* Begin Supplied text *

What are the top aspects that clients looking to engage with Ukrainian audiences should keep in mind?

Y.M: Brands and organisations seeking to engage with our market must consider a very critical factor and this is their firm commitment to social responsibility.

Brands here now place a strong emphasis on social responsibility, with a main focus on contributing to the betterment of our society. Each company takes pride in its support for Ukraine and is dedicated to making a positive impact through a series of CSR initiatives.

As a result, demonstrating genuine and unified support for Ukraine enables brands to establish a robust connection with their audiences. In our market, every business shares a common commitment to supporting Ukraine, fostering a collective dedication that has contributed to our nation’s resilience. By channeling our collective efforts toward causes that prioritise the welfare and security of our citizens, we not only strengthen our society but also exemplify unity.

What are the top 3 media trends in Ukraine at the moment and what campaigns are you the most proud of?

Y.M: It is evident that the media landscape is facing challenges, affecting both online and print media, as well as television. In light of these challenges, one of the prevailing media trends is the transition to digital platforms. Traditional media outlets have experienced a decline in their audience base, making it imperative for them to embrace social network apps (Telegram, Viber) where real-time news updates can be disseminated. This shift reflects the evolving preferences of consumers who seek immediacy and accessibility in their news consumption.

* End Supplied text *
* Begin Extracted material *

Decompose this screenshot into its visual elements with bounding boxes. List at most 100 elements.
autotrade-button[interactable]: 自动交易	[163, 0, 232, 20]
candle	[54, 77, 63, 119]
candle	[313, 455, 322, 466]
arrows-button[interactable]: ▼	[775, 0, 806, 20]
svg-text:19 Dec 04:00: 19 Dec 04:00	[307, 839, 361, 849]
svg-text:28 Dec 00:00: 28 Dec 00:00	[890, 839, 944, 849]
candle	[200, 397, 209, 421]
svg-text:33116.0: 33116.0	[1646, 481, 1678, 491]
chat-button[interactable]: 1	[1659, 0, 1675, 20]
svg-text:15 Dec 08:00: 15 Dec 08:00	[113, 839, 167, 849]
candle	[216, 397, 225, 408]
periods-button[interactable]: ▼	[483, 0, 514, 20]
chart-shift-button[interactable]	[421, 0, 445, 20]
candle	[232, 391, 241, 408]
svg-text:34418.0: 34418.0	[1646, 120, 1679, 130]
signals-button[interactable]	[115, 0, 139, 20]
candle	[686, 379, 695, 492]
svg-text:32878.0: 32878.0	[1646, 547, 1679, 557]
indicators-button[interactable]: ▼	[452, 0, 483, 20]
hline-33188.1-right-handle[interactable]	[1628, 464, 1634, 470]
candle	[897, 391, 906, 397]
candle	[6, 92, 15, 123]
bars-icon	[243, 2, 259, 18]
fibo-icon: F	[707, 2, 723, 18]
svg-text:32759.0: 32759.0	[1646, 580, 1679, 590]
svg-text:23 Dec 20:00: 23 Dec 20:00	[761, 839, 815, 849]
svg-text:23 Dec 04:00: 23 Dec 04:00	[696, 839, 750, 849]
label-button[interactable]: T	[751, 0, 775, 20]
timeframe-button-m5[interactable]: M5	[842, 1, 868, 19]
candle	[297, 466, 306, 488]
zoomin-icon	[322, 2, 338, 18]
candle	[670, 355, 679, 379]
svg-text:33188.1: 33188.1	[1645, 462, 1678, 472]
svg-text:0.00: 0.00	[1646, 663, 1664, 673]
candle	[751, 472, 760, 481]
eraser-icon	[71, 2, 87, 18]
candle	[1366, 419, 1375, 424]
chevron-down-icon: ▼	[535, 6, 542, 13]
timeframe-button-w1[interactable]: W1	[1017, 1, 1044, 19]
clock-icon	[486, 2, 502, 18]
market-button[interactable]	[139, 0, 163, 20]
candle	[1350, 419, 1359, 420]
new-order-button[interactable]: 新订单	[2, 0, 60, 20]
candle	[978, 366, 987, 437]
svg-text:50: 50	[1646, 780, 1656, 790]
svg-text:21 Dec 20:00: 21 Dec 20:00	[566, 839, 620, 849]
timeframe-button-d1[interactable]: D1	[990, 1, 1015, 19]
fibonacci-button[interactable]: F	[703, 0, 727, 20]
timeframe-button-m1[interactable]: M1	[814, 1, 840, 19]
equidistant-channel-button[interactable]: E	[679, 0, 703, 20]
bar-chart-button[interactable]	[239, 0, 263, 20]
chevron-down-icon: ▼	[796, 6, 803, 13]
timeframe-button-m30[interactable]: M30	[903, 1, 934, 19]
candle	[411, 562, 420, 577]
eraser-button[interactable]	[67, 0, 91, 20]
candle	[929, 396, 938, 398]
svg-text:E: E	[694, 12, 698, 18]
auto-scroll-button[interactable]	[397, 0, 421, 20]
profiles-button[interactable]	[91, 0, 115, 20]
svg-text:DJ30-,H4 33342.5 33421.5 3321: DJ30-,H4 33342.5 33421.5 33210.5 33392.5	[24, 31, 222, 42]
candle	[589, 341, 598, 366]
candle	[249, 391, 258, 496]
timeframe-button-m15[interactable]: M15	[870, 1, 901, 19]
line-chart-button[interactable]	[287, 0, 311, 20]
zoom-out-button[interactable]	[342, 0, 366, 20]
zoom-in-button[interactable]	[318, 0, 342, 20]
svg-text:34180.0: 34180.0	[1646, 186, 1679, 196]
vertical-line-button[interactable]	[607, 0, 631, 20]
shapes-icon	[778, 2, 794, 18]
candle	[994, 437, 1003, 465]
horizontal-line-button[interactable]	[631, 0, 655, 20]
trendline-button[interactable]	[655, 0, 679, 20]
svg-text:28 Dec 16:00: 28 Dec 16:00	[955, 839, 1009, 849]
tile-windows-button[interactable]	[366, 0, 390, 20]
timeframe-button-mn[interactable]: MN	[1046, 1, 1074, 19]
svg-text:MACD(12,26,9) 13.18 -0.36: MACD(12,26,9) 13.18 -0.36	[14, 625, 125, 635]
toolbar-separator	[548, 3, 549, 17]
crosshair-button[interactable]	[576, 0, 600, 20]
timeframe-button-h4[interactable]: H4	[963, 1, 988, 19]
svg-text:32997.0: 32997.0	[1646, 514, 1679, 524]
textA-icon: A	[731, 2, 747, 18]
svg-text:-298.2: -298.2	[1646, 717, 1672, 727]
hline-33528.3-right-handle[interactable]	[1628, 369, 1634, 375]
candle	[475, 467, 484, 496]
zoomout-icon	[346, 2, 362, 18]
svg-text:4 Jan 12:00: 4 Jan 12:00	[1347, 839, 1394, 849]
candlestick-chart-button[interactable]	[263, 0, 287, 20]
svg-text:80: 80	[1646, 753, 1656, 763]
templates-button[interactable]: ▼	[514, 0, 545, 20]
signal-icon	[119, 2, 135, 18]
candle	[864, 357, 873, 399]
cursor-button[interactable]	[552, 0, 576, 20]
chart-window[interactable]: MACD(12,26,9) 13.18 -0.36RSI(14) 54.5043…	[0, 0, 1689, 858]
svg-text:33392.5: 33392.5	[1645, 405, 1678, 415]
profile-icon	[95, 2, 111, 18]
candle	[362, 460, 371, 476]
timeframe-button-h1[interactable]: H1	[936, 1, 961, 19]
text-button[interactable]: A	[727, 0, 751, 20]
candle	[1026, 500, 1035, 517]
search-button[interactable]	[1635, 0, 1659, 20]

* End Extracted material *

→ Tasks:
- 1) Which two social network apps does the interview name as places where real-time news updates can be shared?
- 2) Reproduce the part of the interview that begins at the words "As a result, demonstrating" and stops after "most proud of?".

→ The solutions:
- 1) Telegram and Viber.

- 2)
As a result, demonstrating genuine and unified support for Ukraine enables brands to establish a robust connection with their audiences. In our market, every business shares a common commitment to supporting Ukraine, fostering a collective dedication that has contributed to our nation’s resilience. By channeling our collective efforts toward causes that prioritise the welfare and security of our citizens, we not only strengthen our society but also exemplify unity.

What are the top 3 media trends in Ukraine at the moment and what campaigns are you the most proud of?